>> Start

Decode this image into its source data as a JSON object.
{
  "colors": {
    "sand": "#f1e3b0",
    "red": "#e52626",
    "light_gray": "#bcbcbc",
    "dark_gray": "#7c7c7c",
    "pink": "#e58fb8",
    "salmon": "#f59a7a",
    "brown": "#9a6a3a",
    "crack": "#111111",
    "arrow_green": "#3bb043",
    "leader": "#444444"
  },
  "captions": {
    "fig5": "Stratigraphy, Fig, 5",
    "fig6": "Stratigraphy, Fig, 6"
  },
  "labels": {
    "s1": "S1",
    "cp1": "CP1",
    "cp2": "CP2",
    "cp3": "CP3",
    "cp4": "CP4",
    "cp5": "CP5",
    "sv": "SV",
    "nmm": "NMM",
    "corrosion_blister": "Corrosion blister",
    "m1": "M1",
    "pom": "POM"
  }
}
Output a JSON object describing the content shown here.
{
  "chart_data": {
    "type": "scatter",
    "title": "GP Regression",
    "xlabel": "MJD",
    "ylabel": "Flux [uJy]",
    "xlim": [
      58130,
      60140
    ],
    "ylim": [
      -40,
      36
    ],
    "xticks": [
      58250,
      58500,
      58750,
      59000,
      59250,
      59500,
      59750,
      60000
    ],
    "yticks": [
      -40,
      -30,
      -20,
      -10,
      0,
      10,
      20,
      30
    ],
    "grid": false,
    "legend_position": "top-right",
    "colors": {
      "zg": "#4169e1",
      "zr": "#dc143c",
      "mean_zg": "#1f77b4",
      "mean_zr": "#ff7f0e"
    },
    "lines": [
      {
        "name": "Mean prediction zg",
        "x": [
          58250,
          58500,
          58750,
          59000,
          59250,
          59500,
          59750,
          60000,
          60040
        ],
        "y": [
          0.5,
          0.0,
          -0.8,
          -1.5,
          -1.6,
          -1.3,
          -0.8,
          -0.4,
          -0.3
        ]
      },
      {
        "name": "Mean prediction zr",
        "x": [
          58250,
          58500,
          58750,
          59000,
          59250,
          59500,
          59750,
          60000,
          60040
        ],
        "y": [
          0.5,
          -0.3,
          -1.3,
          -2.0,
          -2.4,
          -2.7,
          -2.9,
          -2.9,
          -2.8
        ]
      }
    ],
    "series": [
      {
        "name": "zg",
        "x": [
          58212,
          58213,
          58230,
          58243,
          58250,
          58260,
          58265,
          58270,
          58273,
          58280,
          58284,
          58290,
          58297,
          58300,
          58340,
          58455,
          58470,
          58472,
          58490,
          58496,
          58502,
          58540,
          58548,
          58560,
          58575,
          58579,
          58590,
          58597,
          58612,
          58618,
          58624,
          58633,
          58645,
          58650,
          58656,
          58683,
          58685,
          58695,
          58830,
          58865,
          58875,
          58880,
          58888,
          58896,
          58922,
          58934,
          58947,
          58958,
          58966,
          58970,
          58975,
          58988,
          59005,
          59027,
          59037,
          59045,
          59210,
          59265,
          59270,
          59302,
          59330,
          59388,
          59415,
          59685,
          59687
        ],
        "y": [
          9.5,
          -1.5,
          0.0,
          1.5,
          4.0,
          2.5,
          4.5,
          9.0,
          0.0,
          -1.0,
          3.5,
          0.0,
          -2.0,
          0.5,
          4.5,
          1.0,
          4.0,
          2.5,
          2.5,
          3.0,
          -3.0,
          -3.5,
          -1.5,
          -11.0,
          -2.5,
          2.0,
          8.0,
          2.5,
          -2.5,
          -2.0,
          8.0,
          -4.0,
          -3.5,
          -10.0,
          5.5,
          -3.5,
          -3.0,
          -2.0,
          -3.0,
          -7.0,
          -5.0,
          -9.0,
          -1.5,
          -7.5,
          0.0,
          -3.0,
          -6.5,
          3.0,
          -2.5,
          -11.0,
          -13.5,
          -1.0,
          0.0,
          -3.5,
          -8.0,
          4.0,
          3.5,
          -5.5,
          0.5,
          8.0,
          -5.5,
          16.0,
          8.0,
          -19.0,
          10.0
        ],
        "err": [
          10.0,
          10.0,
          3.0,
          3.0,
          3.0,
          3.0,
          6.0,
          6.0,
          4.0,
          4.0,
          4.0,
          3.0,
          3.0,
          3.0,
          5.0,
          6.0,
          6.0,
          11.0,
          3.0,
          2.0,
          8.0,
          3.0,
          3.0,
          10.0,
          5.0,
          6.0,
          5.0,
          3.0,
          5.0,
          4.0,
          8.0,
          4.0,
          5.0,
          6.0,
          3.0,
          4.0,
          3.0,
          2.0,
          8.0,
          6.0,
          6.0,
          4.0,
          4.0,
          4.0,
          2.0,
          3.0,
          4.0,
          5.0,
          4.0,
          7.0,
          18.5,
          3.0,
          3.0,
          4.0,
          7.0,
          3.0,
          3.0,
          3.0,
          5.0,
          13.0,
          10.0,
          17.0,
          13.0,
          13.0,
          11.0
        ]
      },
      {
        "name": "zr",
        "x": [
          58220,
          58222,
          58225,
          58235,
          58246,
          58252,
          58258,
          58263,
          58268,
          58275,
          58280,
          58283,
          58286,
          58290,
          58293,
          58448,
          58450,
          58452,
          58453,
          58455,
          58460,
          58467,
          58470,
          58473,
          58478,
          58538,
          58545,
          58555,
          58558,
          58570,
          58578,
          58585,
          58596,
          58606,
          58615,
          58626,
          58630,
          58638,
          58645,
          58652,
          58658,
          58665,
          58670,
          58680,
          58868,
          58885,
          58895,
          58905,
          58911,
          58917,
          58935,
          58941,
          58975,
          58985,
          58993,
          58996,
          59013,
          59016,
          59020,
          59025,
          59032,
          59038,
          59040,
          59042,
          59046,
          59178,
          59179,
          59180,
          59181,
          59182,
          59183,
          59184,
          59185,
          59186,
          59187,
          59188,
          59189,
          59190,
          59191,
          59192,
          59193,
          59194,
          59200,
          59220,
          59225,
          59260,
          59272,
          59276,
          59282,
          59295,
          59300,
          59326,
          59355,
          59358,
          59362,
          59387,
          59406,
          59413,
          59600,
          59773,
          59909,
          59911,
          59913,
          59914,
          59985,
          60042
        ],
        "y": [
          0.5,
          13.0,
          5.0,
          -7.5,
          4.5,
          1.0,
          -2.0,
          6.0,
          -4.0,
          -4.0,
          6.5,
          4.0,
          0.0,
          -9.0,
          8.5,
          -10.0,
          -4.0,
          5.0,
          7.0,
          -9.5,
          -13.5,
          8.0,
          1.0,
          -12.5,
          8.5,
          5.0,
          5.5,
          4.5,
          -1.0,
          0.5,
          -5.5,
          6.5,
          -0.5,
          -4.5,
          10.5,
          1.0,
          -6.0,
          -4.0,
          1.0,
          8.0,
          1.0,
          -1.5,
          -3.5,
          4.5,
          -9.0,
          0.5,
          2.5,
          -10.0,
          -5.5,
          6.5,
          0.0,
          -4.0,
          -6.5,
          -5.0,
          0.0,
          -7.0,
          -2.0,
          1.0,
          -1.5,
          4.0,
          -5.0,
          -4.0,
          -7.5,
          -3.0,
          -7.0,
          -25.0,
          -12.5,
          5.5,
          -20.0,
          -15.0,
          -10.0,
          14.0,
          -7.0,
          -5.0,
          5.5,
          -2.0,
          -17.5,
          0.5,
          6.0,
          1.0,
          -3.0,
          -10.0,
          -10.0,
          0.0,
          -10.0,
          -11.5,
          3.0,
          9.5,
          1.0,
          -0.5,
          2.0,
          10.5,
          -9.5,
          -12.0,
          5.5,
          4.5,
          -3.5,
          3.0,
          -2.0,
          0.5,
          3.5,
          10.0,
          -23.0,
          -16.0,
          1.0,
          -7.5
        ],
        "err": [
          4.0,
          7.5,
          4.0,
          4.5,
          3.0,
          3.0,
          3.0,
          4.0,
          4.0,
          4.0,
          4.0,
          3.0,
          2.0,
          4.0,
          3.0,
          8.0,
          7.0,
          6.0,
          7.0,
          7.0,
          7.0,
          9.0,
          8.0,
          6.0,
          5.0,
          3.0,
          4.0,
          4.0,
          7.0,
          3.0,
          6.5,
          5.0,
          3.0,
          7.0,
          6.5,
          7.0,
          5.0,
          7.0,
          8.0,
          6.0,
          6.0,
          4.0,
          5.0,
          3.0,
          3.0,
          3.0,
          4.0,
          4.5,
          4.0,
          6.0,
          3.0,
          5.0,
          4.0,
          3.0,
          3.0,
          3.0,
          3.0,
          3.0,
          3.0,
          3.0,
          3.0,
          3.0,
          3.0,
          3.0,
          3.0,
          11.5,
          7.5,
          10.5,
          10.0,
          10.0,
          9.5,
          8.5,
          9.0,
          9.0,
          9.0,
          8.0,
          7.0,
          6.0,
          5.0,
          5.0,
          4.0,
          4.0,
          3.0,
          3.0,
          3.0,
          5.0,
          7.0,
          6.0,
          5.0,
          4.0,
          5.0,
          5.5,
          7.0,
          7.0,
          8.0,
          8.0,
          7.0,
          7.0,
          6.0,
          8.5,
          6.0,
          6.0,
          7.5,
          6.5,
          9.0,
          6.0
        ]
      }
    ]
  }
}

>> End

• **What you have to do**
Work out how many lines of the data hold the string "Stratigraphy". Reply with that number alone.

• **Solution for this task**
2